**Set task:**
Repeat every line of the data exactly, but not the pictures.

**Data records:**
----
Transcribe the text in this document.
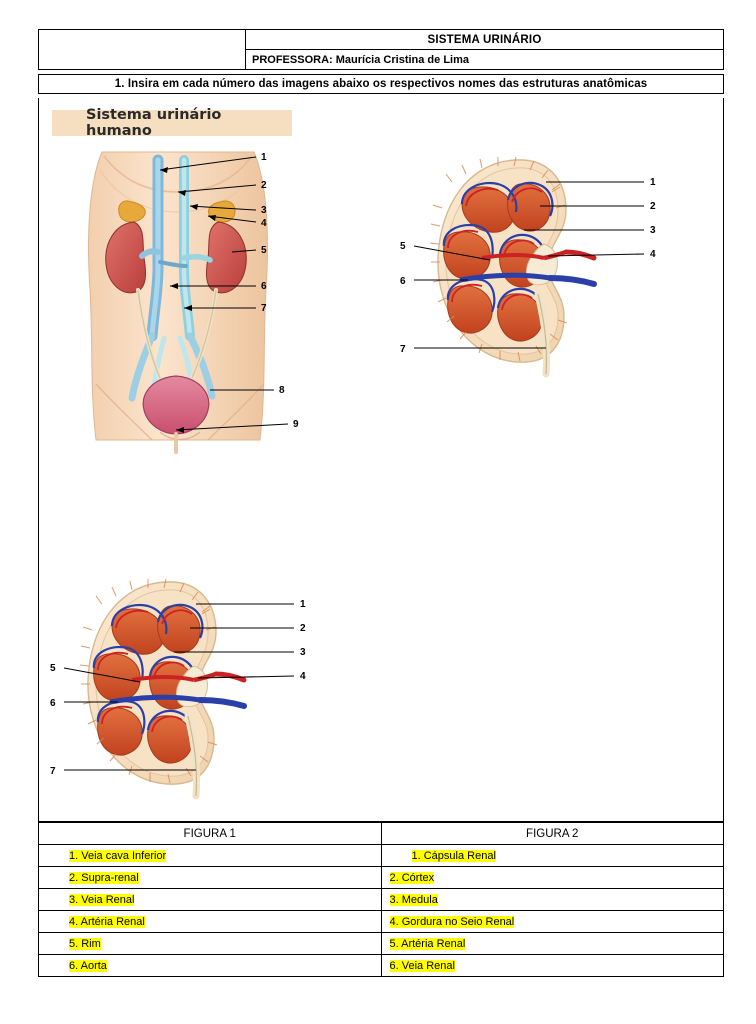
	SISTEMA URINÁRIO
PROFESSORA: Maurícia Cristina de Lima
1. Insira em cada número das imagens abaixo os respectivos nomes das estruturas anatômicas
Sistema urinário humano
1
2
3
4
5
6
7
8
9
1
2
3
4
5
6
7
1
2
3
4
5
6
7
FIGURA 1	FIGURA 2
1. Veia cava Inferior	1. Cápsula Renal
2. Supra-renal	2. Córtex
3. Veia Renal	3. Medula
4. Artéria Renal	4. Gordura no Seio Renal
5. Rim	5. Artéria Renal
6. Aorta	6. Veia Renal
----
**Written answer:**
Transcribe the text in this document.
	SISTEMA URINÁRIO
PROFESSORA: Maurícia Cristina de Lima
1. Insira em cada número das imagens abaixo os respectivos nomes das estruturas anatômicas
Sistema urinário humano
1
2
3
4
5
6
7
8
9
1
2
3
4
5
6
7
1
2
3
4
5
6
7
FIGURA 1	FIGURA 2
1. Veia cava Inferior	1. Cápsula Renal
2. Supra-renal	2. Córtex
3. Veia Renal	3. Medula
4. Artéria Renal	4. Gordura no Seio Renal
5. Rim	5. Artéria Renal
6. Aorta	6. Veia Renal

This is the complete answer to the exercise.